Start of Source extract

ULabel, however, will get you quite far and scale to ~1M labels.

Anticipating that we’ll have many different labels when working with more data, we’d like to express that all 3 labels are species labels:

is_species = ln.ULabel(name="is_species").save()
is_species.children.set(speciess)
is_species.view_parents(with_children=True)
Hide code cell output
_images/97cd303ca9519922601c4f328d5e6f0031b93b8015d24a06f085e9f5c5bcd9d2.svg
studies = [ln.ULabel(name=name) for name in ["study0", "study1", "study2"]]
ln.save(studies)
is_study = ln.ULabel(name="is_study").save()
is_study.children.set(studies)
is_study.view_parents(with_children=True)
Hide code cell output
_images/4a487ad92a55651e99c4e4ce4009af948202fcc641351940af2629255b674e8a.svg

Register features

For every set of studied labels (measured values), we typically also want an identifier for the corresponding measurement dimension: the feature.

When we integrate datasets, feature names will label columns that store data.

Let’s create and save two Feature records to identify measurements of the iris species label and the study:

ln.Feature(name="iris_species_name", dtype="cat").save()

# create a lookup object so that we can access features with auto-complete
features = ln.Feature.lookup()

Run an ML model

Let’s now run a mock ML model that transforms the images into 4 high-level features.

def run_ml_model() -> pd.DataFrame:
    transform = ln.Transform(name="Petal & sepal regressor", type="pipeline")
    ln.track(transform=transform)
    input_data = ln.Collection.filter(name__startswith="Iris collection", version="1").one()
    input_paths = [
        path.download_to(path.name) for path in input_data.artifacts[0].path.glob("*")
    ]
    # apply ML model
    output_data = ln.core.datasets.df_iris_in_meter_study1()
    return output_data


df = run_ml_model()
Hide code cell output
💡 saved: Transform(uid='gzL8KJt6OelI', name='Petal & sepal regressor', type='pipeline', updated_at=2024-05-19 23:23:29 UTC, created_by_id=1)
💡 saved: Run(uid='0LiZ43vXlo5liMUV0RSD', transform_id=2, created_by_id=1)
💡 tracked pip freeze > /home/runner/.cache/lamindb/run_env_pip_0LiZ43vXlo5liMUV0RSD.txt

The output is a dataframe:

df.head()
Hide code cell output
sepal_length sepal_width petal_length petal_width iris_organism_name
0 0.051 0.035 0.014 0.002 setosa
1 0.049 0.030 0.014 0.002 setosa
2 0.047 0.032 0.013 0.002 setosa
3 0.046 0.031 0.015 0.002 setosa
4 0.050 0.036 0.014 0.002 setosa

And this is the pipeline that produced the dataframe:

ln.core.run_context.transform.view_parents()

End of Source extract
Start of Data lines

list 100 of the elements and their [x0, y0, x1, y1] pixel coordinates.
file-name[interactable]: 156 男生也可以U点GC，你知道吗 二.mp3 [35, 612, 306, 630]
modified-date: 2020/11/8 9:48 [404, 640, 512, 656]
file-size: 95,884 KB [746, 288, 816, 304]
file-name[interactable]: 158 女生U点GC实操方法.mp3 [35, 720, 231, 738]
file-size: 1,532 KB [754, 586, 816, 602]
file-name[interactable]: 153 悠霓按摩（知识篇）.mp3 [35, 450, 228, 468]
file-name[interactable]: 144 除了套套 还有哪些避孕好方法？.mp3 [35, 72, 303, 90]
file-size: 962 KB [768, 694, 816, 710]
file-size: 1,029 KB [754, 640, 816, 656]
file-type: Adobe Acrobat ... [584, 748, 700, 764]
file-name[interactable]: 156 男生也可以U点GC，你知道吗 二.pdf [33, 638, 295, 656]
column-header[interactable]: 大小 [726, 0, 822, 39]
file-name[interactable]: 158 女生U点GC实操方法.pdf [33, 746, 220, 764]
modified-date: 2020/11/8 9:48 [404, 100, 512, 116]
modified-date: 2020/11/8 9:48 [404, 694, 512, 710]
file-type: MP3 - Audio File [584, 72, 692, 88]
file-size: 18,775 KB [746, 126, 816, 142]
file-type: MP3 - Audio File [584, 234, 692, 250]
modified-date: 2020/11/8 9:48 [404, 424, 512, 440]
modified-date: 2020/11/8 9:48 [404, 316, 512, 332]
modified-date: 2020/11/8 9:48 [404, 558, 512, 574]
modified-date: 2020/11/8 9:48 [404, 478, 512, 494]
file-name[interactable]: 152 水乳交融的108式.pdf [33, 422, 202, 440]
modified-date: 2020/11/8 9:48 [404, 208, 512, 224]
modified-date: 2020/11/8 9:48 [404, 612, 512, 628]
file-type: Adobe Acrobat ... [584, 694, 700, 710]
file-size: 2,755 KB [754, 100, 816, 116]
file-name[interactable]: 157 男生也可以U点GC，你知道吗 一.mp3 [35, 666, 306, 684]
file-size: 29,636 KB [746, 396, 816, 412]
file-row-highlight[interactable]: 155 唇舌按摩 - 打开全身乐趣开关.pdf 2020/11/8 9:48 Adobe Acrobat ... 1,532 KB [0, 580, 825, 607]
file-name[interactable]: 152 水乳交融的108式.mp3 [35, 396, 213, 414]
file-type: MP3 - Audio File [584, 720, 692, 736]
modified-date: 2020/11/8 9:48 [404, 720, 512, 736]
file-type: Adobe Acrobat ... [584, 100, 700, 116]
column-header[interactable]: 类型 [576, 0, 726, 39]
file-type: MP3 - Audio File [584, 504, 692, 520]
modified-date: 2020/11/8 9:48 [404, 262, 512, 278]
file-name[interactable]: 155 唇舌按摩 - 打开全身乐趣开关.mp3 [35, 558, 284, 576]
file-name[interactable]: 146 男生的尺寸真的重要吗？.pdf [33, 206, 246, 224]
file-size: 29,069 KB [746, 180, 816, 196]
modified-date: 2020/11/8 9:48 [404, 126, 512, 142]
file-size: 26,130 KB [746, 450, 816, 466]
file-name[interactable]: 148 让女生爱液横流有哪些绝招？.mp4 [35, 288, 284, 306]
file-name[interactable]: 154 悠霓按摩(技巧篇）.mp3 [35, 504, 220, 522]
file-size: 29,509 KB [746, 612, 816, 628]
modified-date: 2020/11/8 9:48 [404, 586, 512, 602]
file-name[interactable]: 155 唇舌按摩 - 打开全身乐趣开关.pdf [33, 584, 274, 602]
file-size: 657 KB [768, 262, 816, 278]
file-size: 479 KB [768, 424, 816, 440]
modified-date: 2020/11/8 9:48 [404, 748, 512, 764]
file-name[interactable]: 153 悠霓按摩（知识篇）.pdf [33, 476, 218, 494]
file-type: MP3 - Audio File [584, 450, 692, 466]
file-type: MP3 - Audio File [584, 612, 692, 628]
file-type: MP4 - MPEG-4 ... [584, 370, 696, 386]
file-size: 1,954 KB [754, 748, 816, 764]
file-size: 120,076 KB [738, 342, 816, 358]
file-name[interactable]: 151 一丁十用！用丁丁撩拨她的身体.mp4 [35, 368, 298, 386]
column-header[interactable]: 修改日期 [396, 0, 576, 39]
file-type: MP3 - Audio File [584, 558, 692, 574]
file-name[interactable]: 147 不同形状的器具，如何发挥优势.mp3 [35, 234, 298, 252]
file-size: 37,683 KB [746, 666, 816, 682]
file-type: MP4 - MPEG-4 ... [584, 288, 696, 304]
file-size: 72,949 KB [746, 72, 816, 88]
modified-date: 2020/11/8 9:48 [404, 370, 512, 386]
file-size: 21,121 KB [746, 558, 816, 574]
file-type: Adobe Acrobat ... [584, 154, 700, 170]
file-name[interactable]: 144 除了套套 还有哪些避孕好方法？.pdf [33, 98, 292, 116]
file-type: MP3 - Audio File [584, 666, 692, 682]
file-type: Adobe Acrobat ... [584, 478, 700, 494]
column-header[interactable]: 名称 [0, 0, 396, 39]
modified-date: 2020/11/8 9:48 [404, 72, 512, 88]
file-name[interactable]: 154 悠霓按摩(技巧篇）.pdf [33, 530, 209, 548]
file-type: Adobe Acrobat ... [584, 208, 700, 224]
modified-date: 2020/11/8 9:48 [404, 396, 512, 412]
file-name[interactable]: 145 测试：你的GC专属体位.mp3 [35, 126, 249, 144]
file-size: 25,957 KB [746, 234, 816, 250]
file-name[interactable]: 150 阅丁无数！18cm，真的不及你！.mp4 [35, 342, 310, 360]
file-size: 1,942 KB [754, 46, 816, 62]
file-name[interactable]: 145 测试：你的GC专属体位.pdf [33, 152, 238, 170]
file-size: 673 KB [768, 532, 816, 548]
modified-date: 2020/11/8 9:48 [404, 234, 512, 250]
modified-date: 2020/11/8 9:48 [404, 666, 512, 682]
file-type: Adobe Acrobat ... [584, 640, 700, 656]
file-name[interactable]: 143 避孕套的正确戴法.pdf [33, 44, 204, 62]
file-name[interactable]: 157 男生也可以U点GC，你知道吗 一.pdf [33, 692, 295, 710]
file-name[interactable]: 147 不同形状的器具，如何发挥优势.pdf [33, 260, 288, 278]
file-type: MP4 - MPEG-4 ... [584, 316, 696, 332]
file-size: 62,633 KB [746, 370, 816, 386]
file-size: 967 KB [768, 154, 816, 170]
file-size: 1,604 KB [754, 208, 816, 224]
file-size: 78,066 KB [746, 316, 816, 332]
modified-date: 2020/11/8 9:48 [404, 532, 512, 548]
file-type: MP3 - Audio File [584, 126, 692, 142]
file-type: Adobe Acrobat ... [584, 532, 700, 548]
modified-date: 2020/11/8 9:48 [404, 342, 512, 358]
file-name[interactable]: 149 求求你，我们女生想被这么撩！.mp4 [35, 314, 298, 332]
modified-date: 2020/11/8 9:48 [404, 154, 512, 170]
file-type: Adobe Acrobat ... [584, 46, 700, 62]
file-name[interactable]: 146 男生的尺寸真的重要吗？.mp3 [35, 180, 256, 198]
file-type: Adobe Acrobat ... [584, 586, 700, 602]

End of Data lines

- [Required task 1]: Retype the part of the labeling tutorial that opens with the words "Let’s now run" and closes with "ln.track(transform=transform)".
- [Required task 2]: Echo the entries verbatim, starting at the first line of the entries and ending with the line that contains "file-name[interactable]: 158 女生U点GC实操方法.mp3". Include that line and nothing after it.

- [Exercise result 1]:
Let’s now run a mock ML model that transforms the images into 4 high-level features.

def run_ml_model() -> pd.DataFrame:
    transform = ln.Transform(name="Petal & sepal regressor", type="pipeline")
    ln.track(transform=transform)

- [Exercise result 2]:
list 100 of the elements and their [x0, y0, x1, y1] pixel coordinates.
file-name[interactable]: 156 男生也可以U点GC，你知道吗 二.mp3 [35, 612, 306, 630]
modified-date: 2020/11/8 9:48 [404, 640, 512, 656]
file-size: 95,884 KB [746, 288, 816, 304]
file-name[interactable]: 158 女生U点GC实操方法.mp3 [35, 720, 231, 738]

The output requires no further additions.